**Written problem**
Find the word "τίνος" in the data. Return every line where it appears.

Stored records
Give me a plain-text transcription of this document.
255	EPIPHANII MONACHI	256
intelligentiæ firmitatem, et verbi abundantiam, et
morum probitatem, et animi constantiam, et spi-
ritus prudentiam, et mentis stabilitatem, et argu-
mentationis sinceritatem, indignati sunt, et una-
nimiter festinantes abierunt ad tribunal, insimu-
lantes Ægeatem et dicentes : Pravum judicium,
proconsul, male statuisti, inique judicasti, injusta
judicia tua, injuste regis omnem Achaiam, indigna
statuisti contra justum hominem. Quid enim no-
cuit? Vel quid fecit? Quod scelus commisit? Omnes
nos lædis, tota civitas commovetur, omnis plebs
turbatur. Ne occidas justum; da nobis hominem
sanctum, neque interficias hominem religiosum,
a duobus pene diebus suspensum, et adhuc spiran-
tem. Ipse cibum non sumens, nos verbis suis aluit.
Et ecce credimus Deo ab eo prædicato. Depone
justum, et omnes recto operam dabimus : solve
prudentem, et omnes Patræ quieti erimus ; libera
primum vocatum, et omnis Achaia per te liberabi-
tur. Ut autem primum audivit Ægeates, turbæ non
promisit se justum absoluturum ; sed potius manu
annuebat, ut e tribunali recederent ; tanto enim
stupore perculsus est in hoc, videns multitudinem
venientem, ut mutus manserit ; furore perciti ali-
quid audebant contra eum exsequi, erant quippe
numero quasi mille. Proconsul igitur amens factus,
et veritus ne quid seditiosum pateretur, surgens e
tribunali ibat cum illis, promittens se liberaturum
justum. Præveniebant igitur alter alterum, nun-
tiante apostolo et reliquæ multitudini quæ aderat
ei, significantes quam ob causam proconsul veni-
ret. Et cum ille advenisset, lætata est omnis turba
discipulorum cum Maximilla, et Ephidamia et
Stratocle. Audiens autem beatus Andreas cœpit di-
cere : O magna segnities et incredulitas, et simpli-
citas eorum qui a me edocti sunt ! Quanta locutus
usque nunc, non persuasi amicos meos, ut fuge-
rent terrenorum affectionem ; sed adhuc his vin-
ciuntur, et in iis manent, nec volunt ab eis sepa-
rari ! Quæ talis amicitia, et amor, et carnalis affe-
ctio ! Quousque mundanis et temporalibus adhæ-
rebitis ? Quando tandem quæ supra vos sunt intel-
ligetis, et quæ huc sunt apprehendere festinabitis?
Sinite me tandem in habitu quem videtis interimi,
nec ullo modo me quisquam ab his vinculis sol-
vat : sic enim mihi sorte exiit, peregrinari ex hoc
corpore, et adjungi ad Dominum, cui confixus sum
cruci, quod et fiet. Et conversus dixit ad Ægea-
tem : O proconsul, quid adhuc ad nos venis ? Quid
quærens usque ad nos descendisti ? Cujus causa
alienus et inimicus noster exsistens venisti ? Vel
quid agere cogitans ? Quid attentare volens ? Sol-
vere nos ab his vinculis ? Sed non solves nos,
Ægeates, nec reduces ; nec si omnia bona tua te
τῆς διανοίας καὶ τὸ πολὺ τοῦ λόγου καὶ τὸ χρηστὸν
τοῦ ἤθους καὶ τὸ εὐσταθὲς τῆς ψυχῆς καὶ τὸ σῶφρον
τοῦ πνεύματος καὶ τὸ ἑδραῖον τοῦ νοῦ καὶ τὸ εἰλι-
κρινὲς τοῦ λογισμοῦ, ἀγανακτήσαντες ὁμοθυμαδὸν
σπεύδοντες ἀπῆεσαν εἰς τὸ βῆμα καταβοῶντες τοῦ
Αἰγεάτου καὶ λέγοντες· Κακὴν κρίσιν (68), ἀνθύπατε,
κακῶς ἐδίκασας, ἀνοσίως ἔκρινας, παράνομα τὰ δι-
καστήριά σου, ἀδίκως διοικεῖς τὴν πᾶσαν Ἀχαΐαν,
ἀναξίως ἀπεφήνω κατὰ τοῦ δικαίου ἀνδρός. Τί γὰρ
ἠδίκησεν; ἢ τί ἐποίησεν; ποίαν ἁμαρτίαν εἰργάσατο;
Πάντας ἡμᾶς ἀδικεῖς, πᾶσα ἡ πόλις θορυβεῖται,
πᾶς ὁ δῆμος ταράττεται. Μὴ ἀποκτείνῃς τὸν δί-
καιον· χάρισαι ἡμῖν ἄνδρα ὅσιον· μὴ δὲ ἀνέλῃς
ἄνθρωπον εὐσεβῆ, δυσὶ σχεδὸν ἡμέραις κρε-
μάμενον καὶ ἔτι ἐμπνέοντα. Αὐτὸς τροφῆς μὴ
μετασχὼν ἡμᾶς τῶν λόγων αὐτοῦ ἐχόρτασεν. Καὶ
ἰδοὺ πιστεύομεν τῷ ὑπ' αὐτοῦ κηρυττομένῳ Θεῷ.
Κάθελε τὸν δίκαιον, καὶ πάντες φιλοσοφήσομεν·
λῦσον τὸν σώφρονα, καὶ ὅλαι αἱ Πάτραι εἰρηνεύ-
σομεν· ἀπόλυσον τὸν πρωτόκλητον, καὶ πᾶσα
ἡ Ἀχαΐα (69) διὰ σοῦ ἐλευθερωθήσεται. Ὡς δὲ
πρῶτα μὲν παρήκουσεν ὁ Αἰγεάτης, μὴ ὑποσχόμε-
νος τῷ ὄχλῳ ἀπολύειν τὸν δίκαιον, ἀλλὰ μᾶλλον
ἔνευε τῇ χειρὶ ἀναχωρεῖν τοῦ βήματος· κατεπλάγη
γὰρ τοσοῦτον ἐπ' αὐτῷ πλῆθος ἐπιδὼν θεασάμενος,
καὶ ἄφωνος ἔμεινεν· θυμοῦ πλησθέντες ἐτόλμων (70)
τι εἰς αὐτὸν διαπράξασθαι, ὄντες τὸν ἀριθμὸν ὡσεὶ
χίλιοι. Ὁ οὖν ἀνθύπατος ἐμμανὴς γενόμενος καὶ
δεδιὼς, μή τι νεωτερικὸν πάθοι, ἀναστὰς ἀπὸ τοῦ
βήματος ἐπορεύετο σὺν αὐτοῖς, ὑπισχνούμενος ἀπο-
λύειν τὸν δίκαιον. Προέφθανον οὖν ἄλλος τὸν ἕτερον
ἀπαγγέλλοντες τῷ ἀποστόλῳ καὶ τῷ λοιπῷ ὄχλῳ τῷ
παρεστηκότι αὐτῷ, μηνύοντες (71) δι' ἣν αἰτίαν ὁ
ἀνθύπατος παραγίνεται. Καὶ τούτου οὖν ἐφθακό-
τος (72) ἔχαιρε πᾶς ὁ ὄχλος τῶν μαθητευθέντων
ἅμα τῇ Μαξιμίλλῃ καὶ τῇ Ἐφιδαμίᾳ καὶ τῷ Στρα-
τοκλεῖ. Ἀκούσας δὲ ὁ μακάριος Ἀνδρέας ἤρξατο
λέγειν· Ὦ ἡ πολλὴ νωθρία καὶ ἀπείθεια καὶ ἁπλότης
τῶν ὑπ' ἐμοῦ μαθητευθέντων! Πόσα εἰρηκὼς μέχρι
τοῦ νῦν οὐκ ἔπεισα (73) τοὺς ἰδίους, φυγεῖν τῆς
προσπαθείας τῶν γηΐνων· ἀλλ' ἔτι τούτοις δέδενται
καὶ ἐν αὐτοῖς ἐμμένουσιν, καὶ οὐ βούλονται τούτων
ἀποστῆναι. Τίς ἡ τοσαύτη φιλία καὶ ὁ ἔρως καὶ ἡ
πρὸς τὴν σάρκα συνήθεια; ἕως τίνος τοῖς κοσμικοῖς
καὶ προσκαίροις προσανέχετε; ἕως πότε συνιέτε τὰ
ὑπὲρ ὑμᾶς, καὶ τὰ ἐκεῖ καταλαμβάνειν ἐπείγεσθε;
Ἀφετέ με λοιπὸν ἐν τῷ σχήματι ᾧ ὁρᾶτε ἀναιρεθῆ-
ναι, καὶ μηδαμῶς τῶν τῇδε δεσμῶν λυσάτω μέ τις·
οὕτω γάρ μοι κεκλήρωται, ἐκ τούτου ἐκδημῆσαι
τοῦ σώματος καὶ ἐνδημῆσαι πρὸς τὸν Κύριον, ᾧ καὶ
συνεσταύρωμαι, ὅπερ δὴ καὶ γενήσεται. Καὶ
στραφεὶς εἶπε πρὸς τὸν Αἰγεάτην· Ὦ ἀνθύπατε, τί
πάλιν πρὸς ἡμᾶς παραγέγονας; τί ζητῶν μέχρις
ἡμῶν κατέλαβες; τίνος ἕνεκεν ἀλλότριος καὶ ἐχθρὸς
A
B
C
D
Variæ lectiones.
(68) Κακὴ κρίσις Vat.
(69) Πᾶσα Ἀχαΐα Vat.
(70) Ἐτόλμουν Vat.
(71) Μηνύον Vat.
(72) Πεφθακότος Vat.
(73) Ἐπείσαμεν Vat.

**Finished answer**
πρὸς τὴν σάρκα συνήθεια; ἕως τίνος τοῖς κοσμικοῖς
ἡμῶν κατέλαβες; τίνος ἕνεκεν ἀλλότριος καὶ ἐχθρὸς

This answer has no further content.